### What to produce
Below are records; work out how many of their lines contain "sociológica" and give only that number.
** BEGIN Records provided **
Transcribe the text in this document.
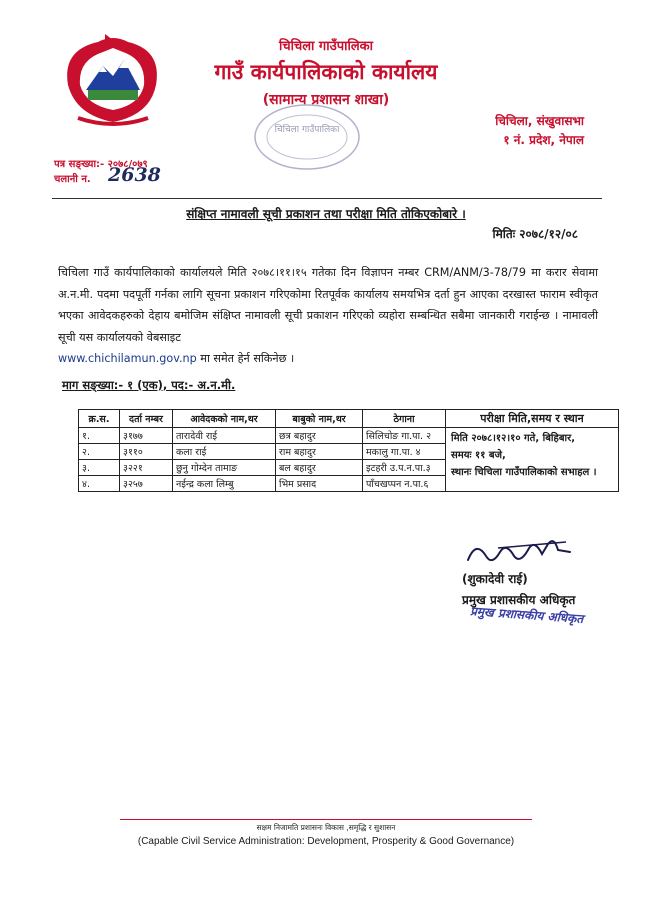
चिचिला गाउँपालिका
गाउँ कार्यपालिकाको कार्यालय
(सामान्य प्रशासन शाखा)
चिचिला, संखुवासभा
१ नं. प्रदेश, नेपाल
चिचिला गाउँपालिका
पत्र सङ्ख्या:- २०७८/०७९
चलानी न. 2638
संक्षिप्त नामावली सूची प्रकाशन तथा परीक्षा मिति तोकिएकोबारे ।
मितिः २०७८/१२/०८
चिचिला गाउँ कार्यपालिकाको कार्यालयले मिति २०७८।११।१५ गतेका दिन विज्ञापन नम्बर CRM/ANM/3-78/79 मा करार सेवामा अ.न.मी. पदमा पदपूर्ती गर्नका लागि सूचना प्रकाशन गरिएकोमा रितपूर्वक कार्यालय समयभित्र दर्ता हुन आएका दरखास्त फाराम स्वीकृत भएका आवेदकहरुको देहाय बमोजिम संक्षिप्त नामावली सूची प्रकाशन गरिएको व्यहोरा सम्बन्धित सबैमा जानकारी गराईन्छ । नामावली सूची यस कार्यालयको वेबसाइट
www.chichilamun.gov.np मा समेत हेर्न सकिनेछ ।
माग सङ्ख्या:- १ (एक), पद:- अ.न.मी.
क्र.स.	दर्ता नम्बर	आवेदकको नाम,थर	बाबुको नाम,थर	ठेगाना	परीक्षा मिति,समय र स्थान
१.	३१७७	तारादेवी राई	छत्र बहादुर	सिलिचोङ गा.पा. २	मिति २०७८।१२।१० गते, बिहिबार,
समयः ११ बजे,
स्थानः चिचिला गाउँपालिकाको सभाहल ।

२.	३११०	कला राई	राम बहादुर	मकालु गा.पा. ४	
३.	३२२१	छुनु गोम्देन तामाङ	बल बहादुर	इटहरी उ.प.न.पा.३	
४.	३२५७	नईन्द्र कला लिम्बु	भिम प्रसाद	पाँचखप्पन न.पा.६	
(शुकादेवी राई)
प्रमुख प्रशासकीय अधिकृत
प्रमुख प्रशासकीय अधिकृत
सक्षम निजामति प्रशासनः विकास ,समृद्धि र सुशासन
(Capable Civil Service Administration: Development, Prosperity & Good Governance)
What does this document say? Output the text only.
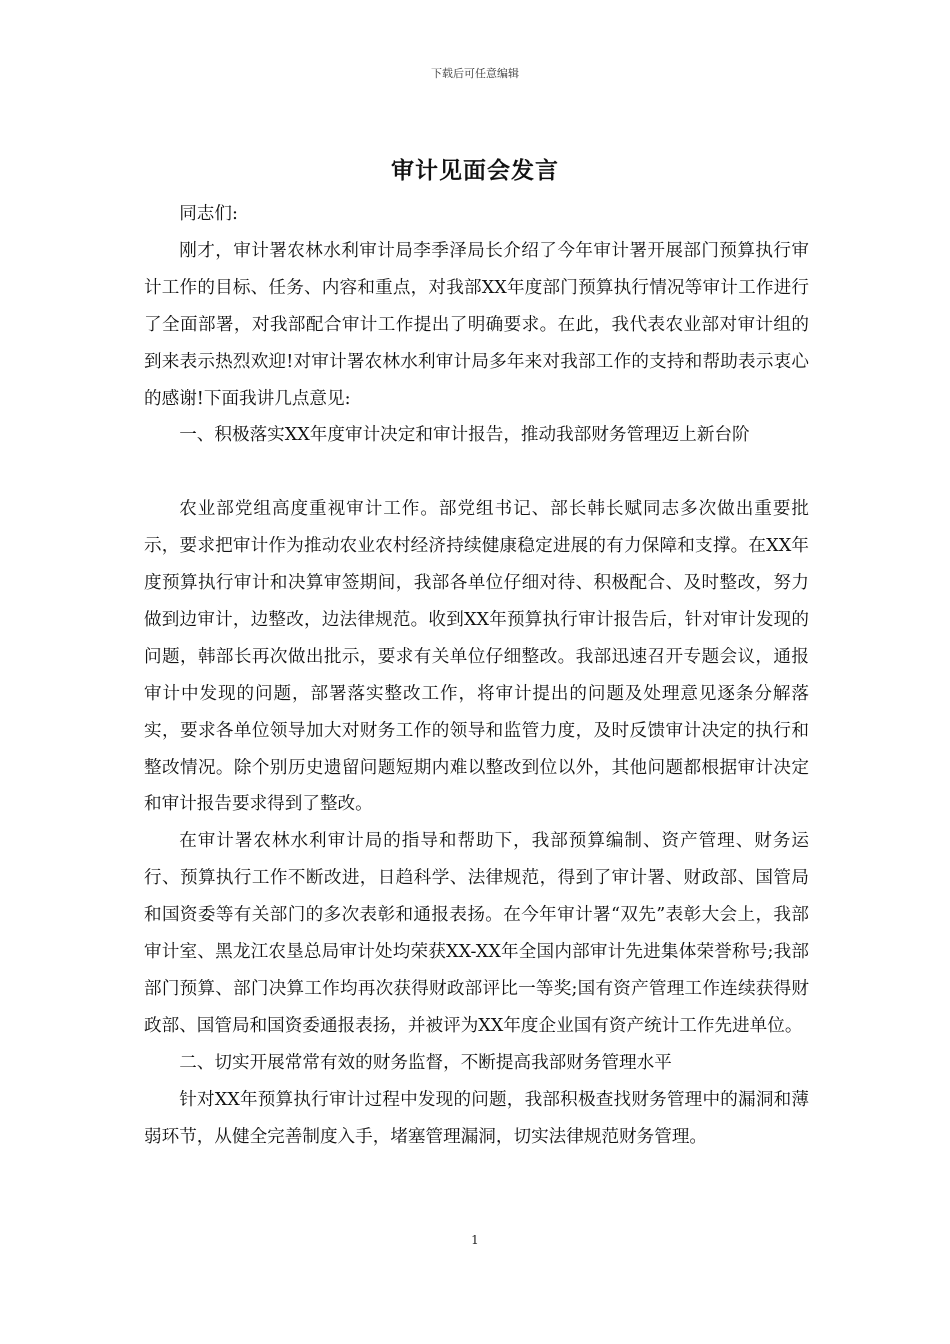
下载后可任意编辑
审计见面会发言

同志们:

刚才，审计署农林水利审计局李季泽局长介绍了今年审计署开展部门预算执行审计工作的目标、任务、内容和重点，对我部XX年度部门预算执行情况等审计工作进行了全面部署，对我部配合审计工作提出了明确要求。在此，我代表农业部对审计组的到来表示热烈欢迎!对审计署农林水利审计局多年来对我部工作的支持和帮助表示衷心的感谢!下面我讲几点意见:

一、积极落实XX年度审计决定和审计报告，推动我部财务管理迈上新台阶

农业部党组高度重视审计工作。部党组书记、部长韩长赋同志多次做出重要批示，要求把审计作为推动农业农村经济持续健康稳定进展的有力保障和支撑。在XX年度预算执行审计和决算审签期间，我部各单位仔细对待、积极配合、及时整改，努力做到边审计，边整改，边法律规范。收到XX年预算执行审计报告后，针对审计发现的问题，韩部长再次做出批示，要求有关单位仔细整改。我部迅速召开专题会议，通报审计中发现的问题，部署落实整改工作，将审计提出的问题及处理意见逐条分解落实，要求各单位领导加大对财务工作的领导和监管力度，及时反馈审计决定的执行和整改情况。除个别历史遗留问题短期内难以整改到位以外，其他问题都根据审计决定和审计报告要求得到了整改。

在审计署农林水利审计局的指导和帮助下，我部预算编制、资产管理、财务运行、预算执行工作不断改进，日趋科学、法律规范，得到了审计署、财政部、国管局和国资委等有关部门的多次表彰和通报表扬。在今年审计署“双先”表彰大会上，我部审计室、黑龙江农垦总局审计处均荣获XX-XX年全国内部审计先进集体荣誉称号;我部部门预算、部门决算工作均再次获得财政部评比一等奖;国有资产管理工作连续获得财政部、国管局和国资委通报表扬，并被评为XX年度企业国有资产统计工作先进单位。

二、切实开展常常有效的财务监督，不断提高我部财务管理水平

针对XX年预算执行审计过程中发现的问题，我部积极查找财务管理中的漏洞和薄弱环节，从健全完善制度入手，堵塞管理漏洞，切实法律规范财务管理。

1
** END Records provided **
** BEGIN Records provided **
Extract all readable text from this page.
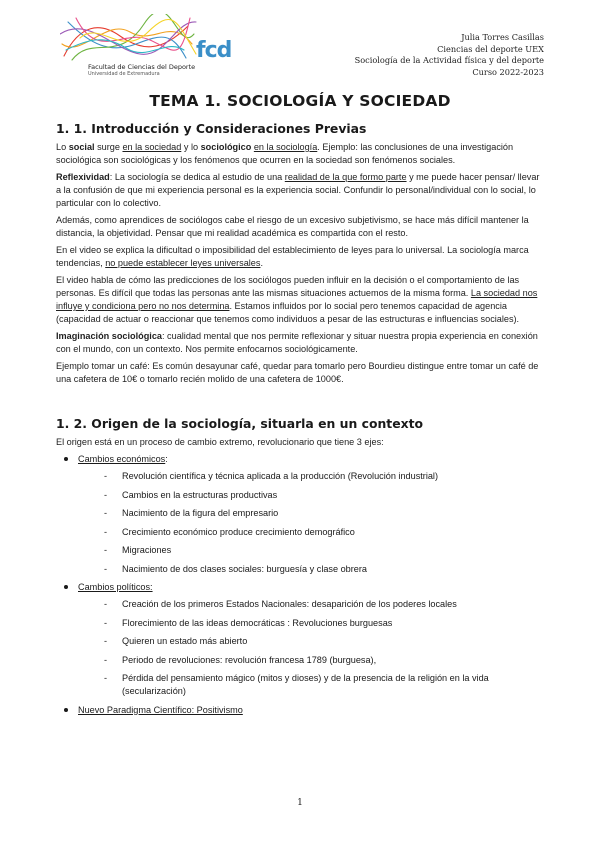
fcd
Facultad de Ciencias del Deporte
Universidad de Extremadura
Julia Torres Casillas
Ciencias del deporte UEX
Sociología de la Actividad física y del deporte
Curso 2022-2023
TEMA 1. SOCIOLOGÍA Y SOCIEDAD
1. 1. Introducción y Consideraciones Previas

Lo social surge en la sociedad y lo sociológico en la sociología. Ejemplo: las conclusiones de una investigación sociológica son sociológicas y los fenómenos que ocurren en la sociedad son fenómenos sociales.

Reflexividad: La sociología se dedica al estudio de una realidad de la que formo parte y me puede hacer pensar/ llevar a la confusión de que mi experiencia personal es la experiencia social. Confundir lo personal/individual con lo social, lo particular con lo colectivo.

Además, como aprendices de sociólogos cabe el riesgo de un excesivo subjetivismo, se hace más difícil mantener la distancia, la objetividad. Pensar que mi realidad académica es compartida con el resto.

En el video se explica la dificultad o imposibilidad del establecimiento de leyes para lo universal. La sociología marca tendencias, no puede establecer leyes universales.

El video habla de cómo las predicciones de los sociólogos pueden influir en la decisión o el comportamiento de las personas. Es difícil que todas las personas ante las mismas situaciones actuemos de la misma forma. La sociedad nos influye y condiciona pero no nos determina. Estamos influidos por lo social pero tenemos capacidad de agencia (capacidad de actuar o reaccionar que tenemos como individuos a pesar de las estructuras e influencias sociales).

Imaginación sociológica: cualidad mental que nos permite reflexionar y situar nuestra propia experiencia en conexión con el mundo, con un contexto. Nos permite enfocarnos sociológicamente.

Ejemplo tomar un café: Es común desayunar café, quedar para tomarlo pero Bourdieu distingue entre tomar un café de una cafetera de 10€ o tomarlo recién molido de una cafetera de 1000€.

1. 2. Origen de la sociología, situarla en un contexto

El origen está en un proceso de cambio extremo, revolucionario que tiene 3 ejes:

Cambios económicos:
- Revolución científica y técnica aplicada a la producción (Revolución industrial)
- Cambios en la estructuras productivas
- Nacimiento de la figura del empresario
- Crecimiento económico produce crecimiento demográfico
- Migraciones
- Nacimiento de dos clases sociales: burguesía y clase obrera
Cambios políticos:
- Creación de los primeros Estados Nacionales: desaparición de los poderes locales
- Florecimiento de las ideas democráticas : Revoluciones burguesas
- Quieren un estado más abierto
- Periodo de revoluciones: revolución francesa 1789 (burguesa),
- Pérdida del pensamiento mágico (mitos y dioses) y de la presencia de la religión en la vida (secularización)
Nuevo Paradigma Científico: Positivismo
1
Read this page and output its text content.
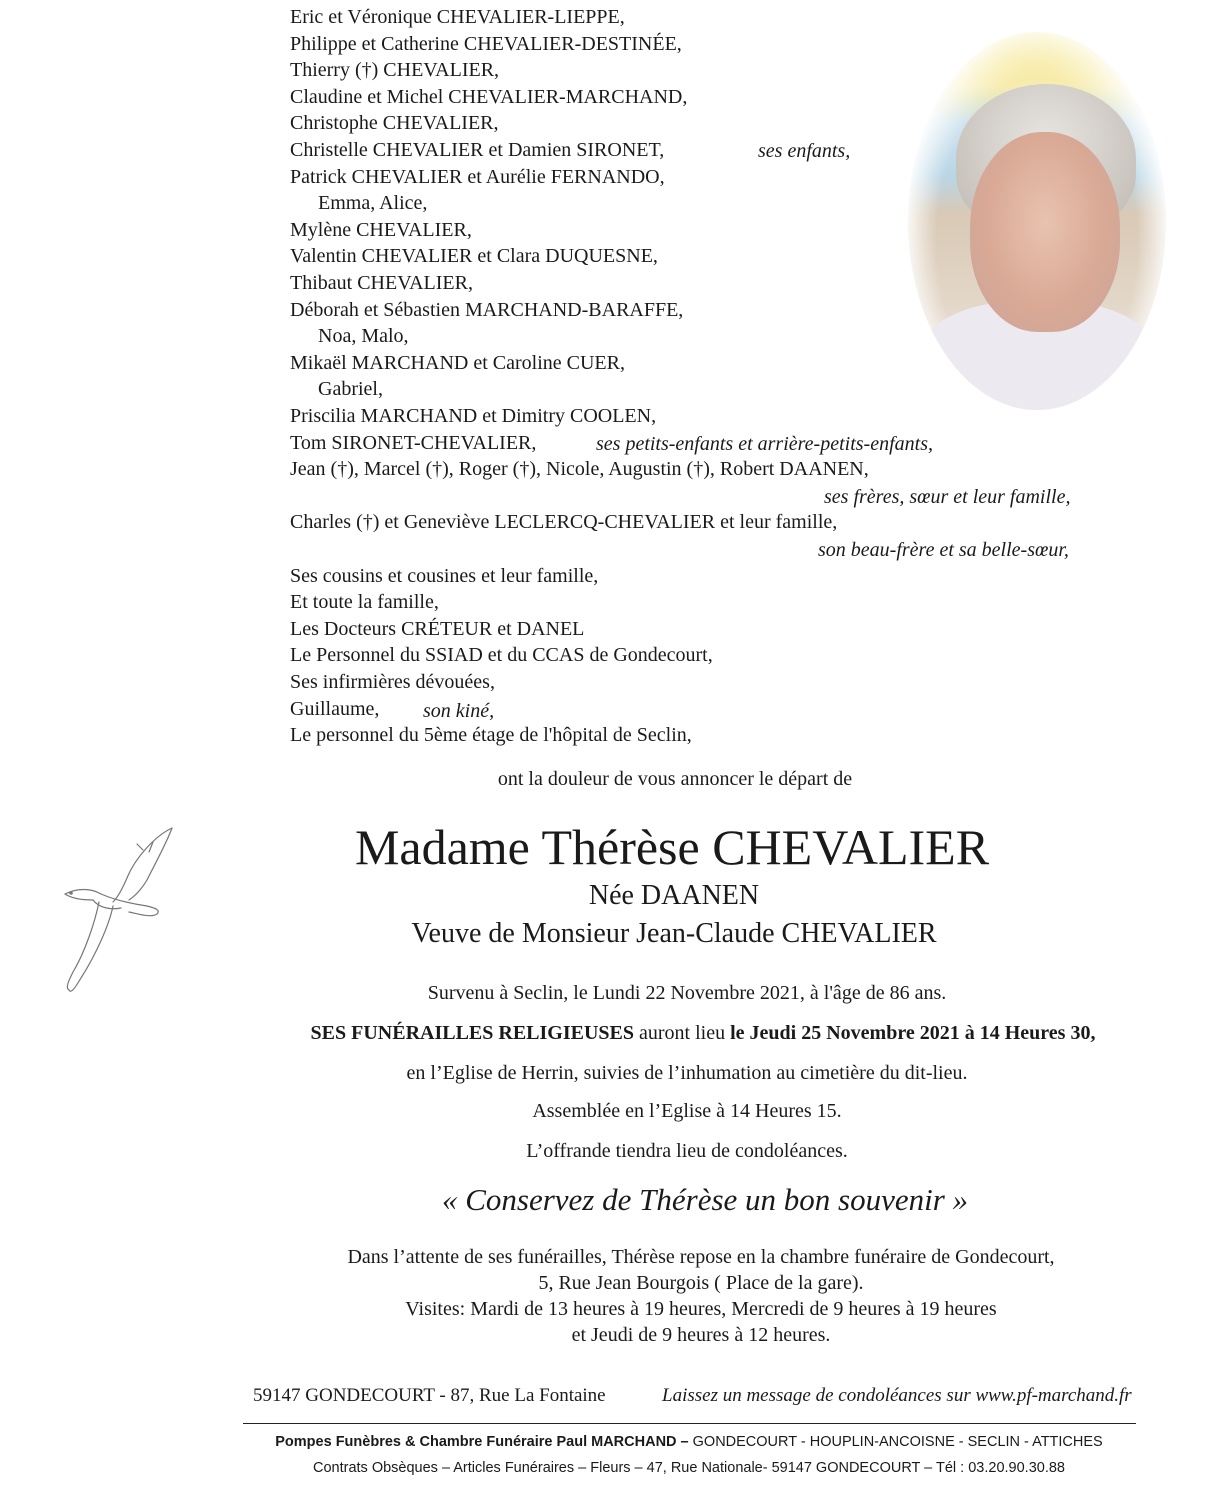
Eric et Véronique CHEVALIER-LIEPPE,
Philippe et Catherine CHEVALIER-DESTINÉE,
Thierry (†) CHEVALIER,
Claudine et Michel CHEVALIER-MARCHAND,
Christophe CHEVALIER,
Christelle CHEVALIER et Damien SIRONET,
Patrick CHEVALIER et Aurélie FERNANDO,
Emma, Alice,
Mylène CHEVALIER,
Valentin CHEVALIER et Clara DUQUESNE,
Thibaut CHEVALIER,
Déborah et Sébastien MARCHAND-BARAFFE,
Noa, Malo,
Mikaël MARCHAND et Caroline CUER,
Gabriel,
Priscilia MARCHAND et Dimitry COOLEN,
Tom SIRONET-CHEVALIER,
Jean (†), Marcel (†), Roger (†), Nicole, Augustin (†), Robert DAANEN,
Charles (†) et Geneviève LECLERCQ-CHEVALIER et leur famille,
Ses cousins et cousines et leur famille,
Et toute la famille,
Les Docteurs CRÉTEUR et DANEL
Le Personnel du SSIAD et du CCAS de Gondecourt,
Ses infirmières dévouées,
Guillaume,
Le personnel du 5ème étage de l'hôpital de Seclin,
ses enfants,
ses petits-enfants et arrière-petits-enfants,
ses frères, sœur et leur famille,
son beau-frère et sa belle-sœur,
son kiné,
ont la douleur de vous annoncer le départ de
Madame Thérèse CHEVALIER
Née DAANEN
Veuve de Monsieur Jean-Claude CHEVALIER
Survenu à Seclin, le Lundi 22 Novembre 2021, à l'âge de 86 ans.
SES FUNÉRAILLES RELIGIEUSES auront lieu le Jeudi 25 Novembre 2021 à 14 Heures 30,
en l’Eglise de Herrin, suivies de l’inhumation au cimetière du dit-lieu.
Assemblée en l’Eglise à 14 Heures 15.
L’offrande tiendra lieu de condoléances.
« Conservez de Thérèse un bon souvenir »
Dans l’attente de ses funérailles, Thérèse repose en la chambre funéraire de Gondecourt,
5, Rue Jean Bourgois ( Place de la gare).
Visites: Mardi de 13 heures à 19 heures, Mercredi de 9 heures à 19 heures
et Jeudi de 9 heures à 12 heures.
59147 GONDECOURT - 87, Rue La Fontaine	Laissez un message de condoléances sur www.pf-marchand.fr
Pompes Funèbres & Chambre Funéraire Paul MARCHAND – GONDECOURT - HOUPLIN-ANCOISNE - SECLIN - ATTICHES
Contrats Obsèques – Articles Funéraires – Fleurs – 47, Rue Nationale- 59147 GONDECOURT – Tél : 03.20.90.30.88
** END Records provided **
### Response
2